Down the page: News Reports and Links related to this issue


Human civilisation has evolved along rivers. Dams, by definition, alter the flow patterns and use of rivers. The resulting friction between large dams and equally valued cultural heritage has sparked intense and escalating controversies in many corners of the world, pitting archaeologists against cities, farmers against governments, nations against neighbours:


  • Egypt's Aswan High Dam triggered an international archaeological salvage operation of the ancient city of Nubia that is unparalleled in history.

  • When Portugal's Coa Dam construction unearthed Paleolithic engravings, subsequent controversy and protests led leaders to abandon it, despite $150 million already invested.

  • In the past six years, China's list of cultural heritage sites potentially affected by the massive Three Gorges Project has grown from 42 to 1,300.

  • Native American tribes on the Colorado and Columbia Rivers threaten legal action over operation of large hydroelectric dams that threaten their ancient burial grounds and sites.

  • Reservoir site surveys in India's Narmada Valley uncovered hundreds of archaeological digs ranging from the Lower Palaeolithic age to historic temples and iron smelting sites.

  • During a historic low-water mark, Panama's post-inundation assessment of impacts of Madden Dam revealed thousands of newly exposed artefacts on the surface.

  • Now, the global news media's white-hot spotlight is focused on Birecek Dam in Turkey which is flooding remnants of a 2,000 year old city, Zeugma, with one of the world's richest collections of Roman mosaics and considered to be "a second Pompeii."



To tackle this issue, the World Commission on Dams, recognised for its independent, balanced, comprehensive and peer-reviewed research, has attempted to study the issue and collaborate with a range of partners including the World Archaeological Congress (WAC). The Commission's findings and recommendations remain confidential until the Final Report is launched November 16. But today, in the interest of transparency, it presents some of the publicly available evidence it has unearthed regarding cultural heritage management and dams, to help both sides of the debate articulate the problem and seek productive and consensus-based solutions.

The debate hinges on difficult and sensitive value-based questions, such as: What exactly is cultural heritage? Is cultural past a human right? Do all dams impact culture? Should the potential worth of undiscovered sites keep new dams from being built? Are impacts of dams on cultural heritage irreversible? What matters more, the "dead" legacy of the past or the immediate "living" demands of the present? What incentives are there for improvement? Can all cultural impacts be managed or are dams and heritage irreconcilable?

━━━━━━━━━━━━━━━━━━━━

**GIVEN REQUEST A**
According to the passage on dams and cultural heritage, how many cultural heritage sites are now on China's list of those potentially affected by the Three Gorges Project?
The passage on dams and cultural heritage and the listing after it are separate, unrelated material.

**Dataset rows**

━━━━━━━━━━━━━━━━━━━━

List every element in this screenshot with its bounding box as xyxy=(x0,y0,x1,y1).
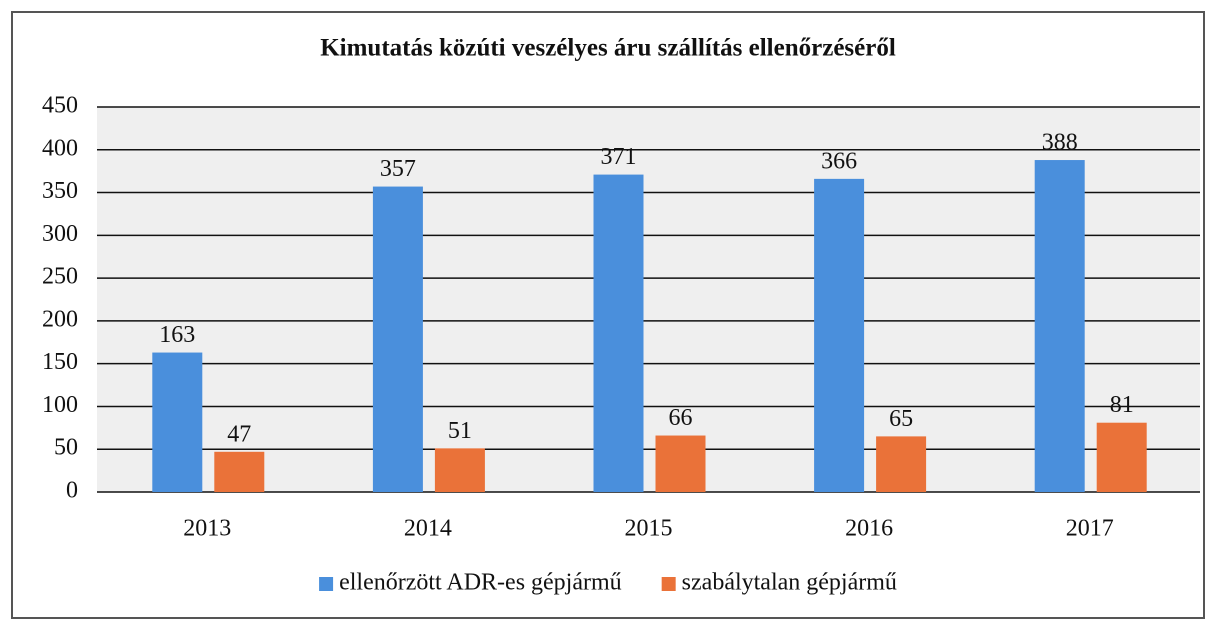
y-tick-label: 350 xyxy=(42,178,78,204)
y-tick-label: 400 xyxy=(42,135,78,161)
data-label: 163 xyxy=(159,322,195,348)
bar xyxy=(876,436,927,492)
x-tick-label: 2015 xyxy=(625,516,673,542)
bar xyxy=(372,186,423,493)
bar xyxy=(1096,422,1147,492)
bar xyxy=(655,435,706,492)
y-tick-label: 300 xyxy=(42,221,78,247)
legend-label: ellenőrzött ADR-es gépjármű xyxy=(339,570,622,596)
data-label: 371 xyxy=(601,144,637,170)
y-tick-label: 250 xyxy=(42,264,78,290)
y-tick-label: 150 xyxy=(42,349,78,375)
y-tick-label: 0 xyxy=(66,478,78,504)
x-tick-label: 2013 xyxy=(183,516,231,542)
y-tick-label: 450 xyxy=(42,93,78,119)
data-label: 51 xyxy=(448,418,472,444)
bar xyxy=(814,178,865,492)
legend-label: szabálytalan gépjármű xyxy=(682,570,897,596)
x-tick-label: 2017 xyxy=(1066,516,1114,542)
data-label: 366 xyxy=(821,148,857,174)
data-label: 47 xyxy=(227,421,251,447)
bar xyxy=(434,448,485,492)
bar xyxy=(1034,160,1085,493)
chart-title: Kimutatás közúti veszélyes áru szállítás… xyxy=(320,35,896,62)
data-label: 65 xyxy=(889,406,913,432)
x-tick-label: 2016 xyxy=(845,516,893,542)
bar xyxy=(214,451,265,492)
y-tick-label: 200 xyxy=(42,306,78,332)
bar xyxy=(152,352,203,492)
data-label: 66 xyxy=(669,405,693,431)
data-label: 357 xyxy=(380,156,416,182)
y-tick-label: 50 xyxy=(54,435,78,461)
plot-area xyxy=(97,107,1200,492)
bar xyxy=(593,174,644,493)
data-label: 81 xyxy=(1110,392,1134,418)
y-tick-label: 100 xyxy=(42,392,78,418)
x-tick-label: 2014 xyxy=(404,516,452,542)
legend-swatch xyxy=(319,577,334,591)
data-label: 388 xyxy=(1042,130,1078,156)
legend-swatch xyxy=(661,577,676,591)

━━━━━━━━━━━━━━━━━━━━

**GIVEN REQUEST B**
Reproduce the lines of the listing starting at the line that contains "y-tick-label: 350 xyxy=(42,178,78,204)" and ending at the line that contains "y-tick-label: 450 xyxy=(42,93,78,119)".

**EXERCISE OUTPUT A**
1,300 sites, up from 42 six years earlier.

**EXERCISE OUTPUT B**
y-tick-label: 350 xyxy=(42,178,78,204)
y-tick-label: 400 xyxy=(42,135,78,161)
data-label: 163 xyxy=(159,322,195,348)
bar xyxy=(876,436,927,492)
x-tick-label: 2015 xyxy=(625,516,673,542)
bar xyxy=(372,186,423,493)
bar xyxy=(1096,422,1147,492)
bar xyxy=(655,435,706,492)
y-tick-label: 300 xyxy=(42,221,78,247)
legend-label: ellenőrzött ADR-es gépjármű xyxy=(339,570,622,596)
data-label: 371 xyxy=(601,144,637,170)
y-tick-label: 250 xyxy=(42,264,78,290)
y-tick-label: 150 xyxy=(42,349,78,375)
y-tick-label: 0 xyxy=(66,478,78,504)
x-tick-label: 2013 xyxy=(183,516,231,542)
y-tick-label: 450 xyxy=(42,93,78,119)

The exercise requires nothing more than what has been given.